Task directions
Please rewrite the items below, substituting "nav-line" for every "sidebar-line" and leaving everything else unchanged.

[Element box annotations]
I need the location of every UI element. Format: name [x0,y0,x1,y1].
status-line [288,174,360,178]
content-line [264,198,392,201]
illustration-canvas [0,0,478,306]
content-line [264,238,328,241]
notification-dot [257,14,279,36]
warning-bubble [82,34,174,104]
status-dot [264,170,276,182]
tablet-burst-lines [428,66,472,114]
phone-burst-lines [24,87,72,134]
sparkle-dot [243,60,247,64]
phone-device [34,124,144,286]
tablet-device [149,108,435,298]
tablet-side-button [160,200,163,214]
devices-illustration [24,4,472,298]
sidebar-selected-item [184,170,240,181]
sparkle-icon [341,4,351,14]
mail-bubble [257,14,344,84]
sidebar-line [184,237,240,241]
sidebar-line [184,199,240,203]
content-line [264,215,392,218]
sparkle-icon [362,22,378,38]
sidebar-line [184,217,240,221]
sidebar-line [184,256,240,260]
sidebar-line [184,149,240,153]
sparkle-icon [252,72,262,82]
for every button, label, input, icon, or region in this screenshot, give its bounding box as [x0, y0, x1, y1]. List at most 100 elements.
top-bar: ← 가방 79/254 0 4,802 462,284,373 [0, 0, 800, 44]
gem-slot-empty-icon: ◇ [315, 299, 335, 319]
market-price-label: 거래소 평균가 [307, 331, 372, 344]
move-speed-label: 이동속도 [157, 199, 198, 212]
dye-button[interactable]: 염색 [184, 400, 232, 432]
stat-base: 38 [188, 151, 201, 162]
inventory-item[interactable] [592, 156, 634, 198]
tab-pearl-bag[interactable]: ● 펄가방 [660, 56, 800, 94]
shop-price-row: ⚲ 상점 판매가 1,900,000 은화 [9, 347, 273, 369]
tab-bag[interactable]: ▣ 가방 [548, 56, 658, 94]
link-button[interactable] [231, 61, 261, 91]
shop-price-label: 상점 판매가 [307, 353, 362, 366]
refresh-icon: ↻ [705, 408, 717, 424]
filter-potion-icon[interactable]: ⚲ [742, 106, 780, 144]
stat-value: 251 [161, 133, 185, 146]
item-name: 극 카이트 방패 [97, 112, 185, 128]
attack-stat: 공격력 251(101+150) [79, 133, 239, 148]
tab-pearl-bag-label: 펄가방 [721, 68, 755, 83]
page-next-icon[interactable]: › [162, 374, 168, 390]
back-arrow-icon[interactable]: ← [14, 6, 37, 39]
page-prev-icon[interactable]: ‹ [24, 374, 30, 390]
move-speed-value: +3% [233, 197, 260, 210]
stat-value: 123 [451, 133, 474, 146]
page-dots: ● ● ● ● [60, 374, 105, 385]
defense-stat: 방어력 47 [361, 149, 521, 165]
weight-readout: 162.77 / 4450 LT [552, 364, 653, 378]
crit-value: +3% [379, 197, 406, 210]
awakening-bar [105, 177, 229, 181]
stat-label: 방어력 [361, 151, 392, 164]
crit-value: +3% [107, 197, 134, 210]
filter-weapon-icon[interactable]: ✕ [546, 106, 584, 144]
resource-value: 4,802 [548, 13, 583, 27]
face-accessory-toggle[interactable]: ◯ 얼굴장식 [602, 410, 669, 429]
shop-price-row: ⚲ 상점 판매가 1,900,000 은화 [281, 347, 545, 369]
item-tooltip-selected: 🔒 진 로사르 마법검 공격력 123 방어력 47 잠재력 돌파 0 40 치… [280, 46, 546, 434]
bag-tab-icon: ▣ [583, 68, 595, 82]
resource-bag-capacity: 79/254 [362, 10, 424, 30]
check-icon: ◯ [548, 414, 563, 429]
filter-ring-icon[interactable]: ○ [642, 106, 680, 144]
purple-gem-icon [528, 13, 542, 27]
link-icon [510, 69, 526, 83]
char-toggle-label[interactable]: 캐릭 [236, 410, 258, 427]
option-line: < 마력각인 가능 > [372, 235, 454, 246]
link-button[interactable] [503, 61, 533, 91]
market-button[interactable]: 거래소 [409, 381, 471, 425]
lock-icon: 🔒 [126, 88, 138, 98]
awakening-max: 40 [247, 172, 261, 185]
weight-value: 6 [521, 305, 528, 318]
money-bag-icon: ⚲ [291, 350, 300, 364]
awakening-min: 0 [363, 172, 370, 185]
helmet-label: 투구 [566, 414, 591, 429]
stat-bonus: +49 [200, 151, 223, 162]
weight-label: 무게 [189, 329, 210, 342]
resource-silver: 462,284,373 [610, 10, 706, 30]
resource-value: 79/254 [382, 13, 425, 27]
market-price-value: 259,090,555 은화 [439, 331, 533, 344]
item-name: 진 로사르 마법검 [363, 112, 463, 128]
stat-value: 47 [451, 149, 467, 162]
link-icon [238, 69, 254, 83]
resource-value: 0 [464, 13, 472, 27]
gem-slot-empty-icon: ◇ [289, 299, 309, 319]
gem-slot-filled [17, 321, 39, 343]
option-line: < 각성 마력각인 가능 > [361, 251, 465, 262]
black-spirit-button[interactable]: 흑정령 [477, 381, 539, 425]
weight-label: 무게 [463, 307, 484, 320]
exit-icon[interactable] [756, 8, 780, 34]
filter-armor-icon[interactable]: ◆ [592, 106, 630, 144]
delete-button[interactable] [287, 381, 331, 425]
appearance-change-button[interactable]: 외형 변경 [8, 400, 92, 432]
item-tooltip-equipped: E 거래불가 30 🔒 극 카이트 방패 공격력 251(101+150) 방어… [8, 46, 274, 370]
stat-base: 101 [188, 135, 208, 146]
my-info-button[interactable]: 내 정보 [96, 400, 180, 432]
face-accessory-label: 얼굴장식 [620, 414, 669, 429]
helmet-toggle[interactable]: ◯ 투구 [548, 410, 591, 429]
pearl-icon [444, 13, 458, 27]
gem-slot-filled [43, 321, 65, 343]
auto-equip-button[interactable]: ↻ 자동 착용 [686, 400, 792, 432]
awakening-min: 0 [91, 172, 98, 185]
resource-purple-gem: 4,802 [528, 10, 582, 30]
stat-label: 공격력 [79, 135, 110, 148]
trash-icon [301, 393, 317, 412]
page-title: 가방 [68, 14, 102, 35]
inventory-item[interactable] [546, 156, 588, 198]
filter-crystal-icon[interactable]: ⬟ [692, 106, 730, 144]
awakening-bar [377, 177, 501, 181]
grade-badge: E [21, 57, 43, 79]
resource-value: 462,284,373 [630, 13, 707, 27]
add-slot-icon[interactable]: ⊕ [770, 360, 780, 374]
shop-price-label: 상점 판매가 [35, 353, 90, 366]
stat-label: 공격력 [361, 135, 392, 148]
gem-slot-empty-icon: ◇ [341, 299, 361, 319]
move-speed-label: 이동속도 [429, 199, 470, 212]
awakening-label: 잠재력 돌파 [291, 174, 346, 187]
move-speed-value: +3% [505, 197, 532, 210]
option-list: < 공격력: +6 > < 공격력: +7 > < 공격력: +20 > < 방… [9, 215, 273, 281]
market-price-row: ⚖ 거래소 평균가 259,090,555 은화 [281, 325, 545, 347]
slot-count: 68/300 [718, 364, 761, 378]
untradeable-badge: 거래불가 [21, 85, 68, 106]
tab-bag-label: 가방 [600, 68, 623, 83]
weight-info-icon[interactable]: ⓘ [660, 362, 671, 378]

Result of the task
I need the location of every UI element. Format: name [x0,y0,x1,y1].
status-line [288,174,360,178]
content-line [264,198,392,201]
illustration-canvas [0,0,478,306]
content-line [264,238,328,241]
notification-dot [257,14,279,36]
warning-bubble [82,34,174,104]
status-dot [264,170,276,182]
tablet-burst-lines [428,66,472,114]
phone-burst-lines [24,87,72,134]
sparkle-dot [243,60,247,64]
phone-device [34,124,144,286]
tablet-device [149,108,435,298]
tablet-side-button [160,200,163,214]
devices-illustration [24,4,472,298]
sidebar-selected-item [184,170,240,181]
sparkle-icon [341,4,351,14]
mail-bubble [257,14,344,84]
nav-line [184,237,240,241]
nav-line [184,199,240,203]
content-line [264,215,392,218]
sparkle-icon [362,22,378,38]
nav-line [184,217,240,221]
nav-line [184,256,240,260]
nav-line [184,149,240,153]
sparkle-icon [252,72,262,82]
for every button, label, input, icon, or region in this screenshot, give its bounding box as [x0, y0, x1, y1]. List at most 100 elements.
top-bar: ← 가방 79/254 0 4,802 462,284,373 [0, 0, 800, 44]
gem-slot-empty-icon: ◇ [315, 299, 335, 319]
market-price-label: 거래소 평균가 [307, 331, 372, 344]
move-speed-label: 이동속도 [157, 199, 198, 212]
dye-button[interactable]: 염색 [184, 400, 232, 432]
stat-base: 38 [188, 151, 201, 162]
inventory-item[interactable] [592, 156, 634, 198]
tab-pearl-bag[interactable]: ● 펄가방 [660, 56, 800, 94]
shop-price-row: ⚲ 상점 판매가 1,900,000 은화 [9, 347, 273, 369]
tab-bag[interactable]: ▣ 가방 [548, 56, 658, 94]
link-button[interactable] [231, 61, 261, 91]
shop-price-label: 상점 판매가 [307, 353, 362, 366]
refresh-icon: ↻ [705, 408, 717, 424]
filter-potion-icon[interactable]: ⚲ [742, 106, 780, 144]
stat-value: 251 [161, 133, 185, 146]
item-name: 극 카이트 방패 [97, 112, 185, 128]
attack-stat: 공격력 251(101+150) [79, 133, 239, 148]
tab-pearl-bag-label: 펄가방 [721, 68, 755, 83]
page-next-icon[interactable]: › [162, 374, 168, 390]
back-arrow-icon[interactable]: ← [14, 6, 37, 39]
page-prev-icon[interactable]: ‹ [24, 374, 30, 390]
move-speed-value: +3% [233, 197, 260, 210]
stat-value: 123 [451, 133, 474, 146]
page-dots: ● ● ● ● [60, 374, 105, 385]
defense-stat: 방어력 47 [361, 149, 521, 165]
weight-readout: 162.77 / 4450 LT [552, 364, 653, 378]
crit-value: +3% [379, 197, 406, 210]
awakening-bar [105, 177, 229, 181]
stat-label: 방어력 [361, 151, 392, 164]
crit-value: +3% [107, 197, 134, 210]
filter-weapon-icon[interactable]: ✕ [546, 106, 584, 144]
resource-value: 4,802 [548, 13, 583, 27]
face-accessory-toggle[interactable]: ◯ 얼굴장식 [602, 410, 669, 429]
shop-price-row: ⚲ 상점 판매가 1,900,000 은화 [281, 347, 545, 369]
item-tooltip-selected: 🔒 진 로사르 마법검 공격력 123 방어력 47 잠재력 돌파 0 40 치… [280, 46, 546, 434]
bag-tab-icon: ▣ [583, 68, 595, 82]
resource-bag-capacity: 79/254 [362, 10, 424, 30]
check-icon: ◯ [548, 414, 563, 429]
filter-ring-icon[interactable]: ○ [642, 106, 680, 144]
purple-gem-icon [528, 13, 542, 27]
link-icon [510, 69, 526, 83]
char-toggle-label[interactable]: 캐릭 [236, 410, 258, 427]
option-line: < 마력각인 가능 > [372, 235, 454, 246]
link-button[interactable] [503, 61, 533, 91]
market-button[interactable]: 거래소 [409, 381, 471, 425]
lock-icon: 🔒 [126, 88, 138, 98]
awakening-max: 40 [247, 172, 261, 185]
weight-value: 6 [521, 305, 528, 318]
money-bag-icon: ⚲ [291, 350, 300, 364]
awakening-min: 0 [363, 172, 370, 185]
helmet-label: 투구 [566, 414, 591, 429]
stat-bonus: +49 [200, 151, 223, 162]
weight-label: 무게 [189, 329, 210, 342]
resource-silver: 462,284,373 [610, 10, 706, 30]
resource-value: 79/254 [382, 13, 425, 27]
market-price-value: 259,090,555 은화 [439, 331, 533, 344]
item-name: 진 로사르 마법검 [363, 112, 463, 128]
stat-value: 47 [451, 149, 467, 162]
link-icon [238, 69, 254, 83]
resource-value: 0 [464, 13, 472, 27]
gem-slot-empty-icon: ◇ [289, 299, 309, 319]
gem-slot-filled [17, 321, 39, 343]
option-line: < 각성 마력각인 가능 > [361, 251, 465, 262]
black-spirit-button[interactable]: 흑정령 [477, 381, 539, 425]
weight-label: 무게 [463, 307, 484, 320]
exit-icon[interactable] [756, 8, 780, 34]
filter-armor-icon[interactable]: ◆ [592, 106, 630, 144]
delete-button[interactable] [287, 381, 331, 425]
appearance-change-button[interactable]: 외형 변경 [8, 400, 92, 432]
item-tooltip-equipped: E 거래불가 30 🔒 극 카이트 방패 공격력 251(101+150) 방어… [8, 46, 274, 370]
stat-base: 101 [188, 135, 208, 146]
my-info-button[interactable]: 내 정보 [96, 400, 180, 432]
face-accessory-label: 얼굴장식 [620, 414, 669, 429]
helmet-toggle[interactable]: ◯ 투구 [548, 410, 591, 429]
pearl-icon [444, 13, 458, 27]
gem-slot-filled [43, 321, 65, 343]
auto-equip-button[interactable]: ↻ 자동 착용 [686, 400, 792, 432]
awakening-min: 0 [91, 172, 98, 185]
resource-purple-gem: 4,802 [528, 10, 582, 30]
stat-label: 공격력 [79, 135, 110, 148]
trash-icon [301, 393, 317, 412]
page-title: 가방 [68, 14, 102, 35]
inventory-item[interactable] [546, 156, 588, 198]
filter-crystal-icon[interactable]: ⬟ [692, 106, 730, 144]
awakening-bar [377, 177, 501, 181]
grade-badge: E [21, 57, 43, 79]
resource-value: 462,284,373 [630, 13, 707, 27]
add-slot-icon[interactable]: ⊕ [770, 360, 780, 374]
shop-price-label: 상점 판매가 [35, 353, 90, 366]
stat-label: 공격력 [361, 135, 392, 148]
gem-slot-empty-icon: ◇ [341, 299, 361, 319]
move-speed-label: 이동속도 [429, 199, 470, 212]
awakening-label: 잠재력 돌파 [291, 174, 346, 187]
move-speed-value: +3% [505, 197, 532, 210]
option-list: < 공격력: +6 > < 공격력: +7 > < 공격력: +20 > < 방… [9, 215, 273, 281]
market-price-row: ⚖ 거래소 평균가 259,090,555 은화 [281, 325, 545, 347]
slot-count: 68/300 [718, 364, 761, 378]
untradeable-badge: 거래불가 [21, 85, 68, 106]
tab-bag-label: 가방 [600, 68, 623, 83]
weight-info-icon[interactable]: ⓘ [660, 362, 671, 378]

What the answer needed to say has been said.